--- START ---

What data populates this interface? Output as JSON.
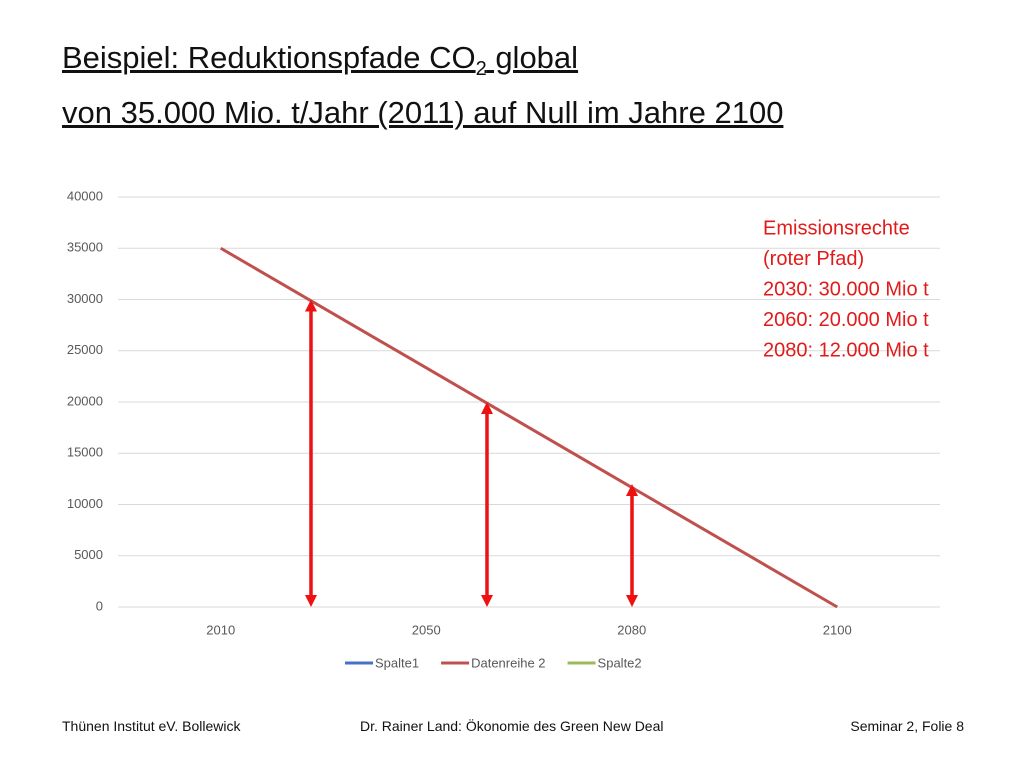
{
  "title": {
    "line1_before": "Beispiel: Reduktionspfade CO",
    "line1_sub": "2",
    "line1_after": " global",
    "line2": "von 35.000 Mio. t/Jahr (2011) auf Null im Jahre 2100"
  },
  "chart_data": {
    "type": "line",
    "categories": [
      "2010",
      "2050",
      "2080",
      "2100"
    ],
    "series": [
      {
        "name": "Spalte1",
        "color": "#4472c4",
        "values": [
          null,
          null,
          null,
          null
        ]
      },
      {
        "name": "Datenreihe 2",
        "color": "#c0504d",
        "values": [
          35000,
          23333,
          11667,
          0
        ]
      },
      {
        "name": "Spalte2",
        "color": "#9bbb59",
        "values": [
          null,
          null,
          null,
          null
        ]
      }
    ],
    "ylim": [
      0,
      40000
    ],
    "yticks": [
      0,
      5000,
      10000,
      15000,
      20000,
      25000,
      30000,
      35000,
      40000
    ],
    "grid": true,
    "legend": "bottom",
    "arrows": {
      "color": "#ee1111",
      "values": [
        30000,
        20000,
        12000
      ]
    },
    "annotation": [
      "Emissionsrechte",
      "(roter Pfad)",
      "2030: 30.000 Mio t",
      "2060: 20.000 Mio t",
      "2080: 12.000 Mio t"
    ]
  },
  "footer": {
    "left": "Thünen Institut eV. Bollewick",
    "center": "Dr. Rainer Land: Ökonomie des Green New Deal",
    "right": "Seminar 2, Folie 8"
  }
}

--- END ---

Stated task —
Please write out all the data again word for word, but not the pictures.

Final answer —
What data populates this interface? Output as JSON.
{
  "title": {
    "line1_before": "Beispiel: Reduktionspfade CO",
    "line1_sub": "2",
    "line1_after": " global",
    "line2": "von 35.000 Mio. t/Jahr (2011) auf Null im Jahre 2100"
  },
  "chart_data": {
    "type": "line",
    "categories": [
      "2010",
      "2050",
      "2080",
      "2100"
    ],
    "series": [
      {
        "name": "Spalte1",
        "color": "#4472c4",
        "values": [
          null,
          null,
          null,
          null
        ]
      },
      {
        "name": "Datenreihe 2",
        "color": "#c0504d",
        "values": [
          35000,
          23333,
          11667,
          0
        ]
      },
      {
        "name": "Spalte2",
        "color": "#9bbb59",
        "values": [
          null,
          null,
          null,
          null
        ]
      }
    ],
    "ylim": [
      0,
      40000
    ],
    "yticks": [
      0,
      5000,
      10000,
      15000,
      20000,
      25000,
      30000,
      35000,
      40000
    ],
    "grid": true,
    "legend": "bottom",
    "arrows": {
      "color": "#ee1111",
      "values": [
        30000,
        20000,
        12000
      ]
    },
    "annotation": [
      "Emissionsrechte",
      "(roter Pfad)",
      "2030: 30.000 Mio t",
      "2060: 20.000 Mio t",
      "2080: 12.000 Mio t"
    ]
  },
  "footer": {
    "left": "Thünen Institut eV. Bollewick",
    "center": "Dr. Rainer Land: Ökonomie des Green New Deal",
    "right": "Seminar 2, Folie 8"
  }
}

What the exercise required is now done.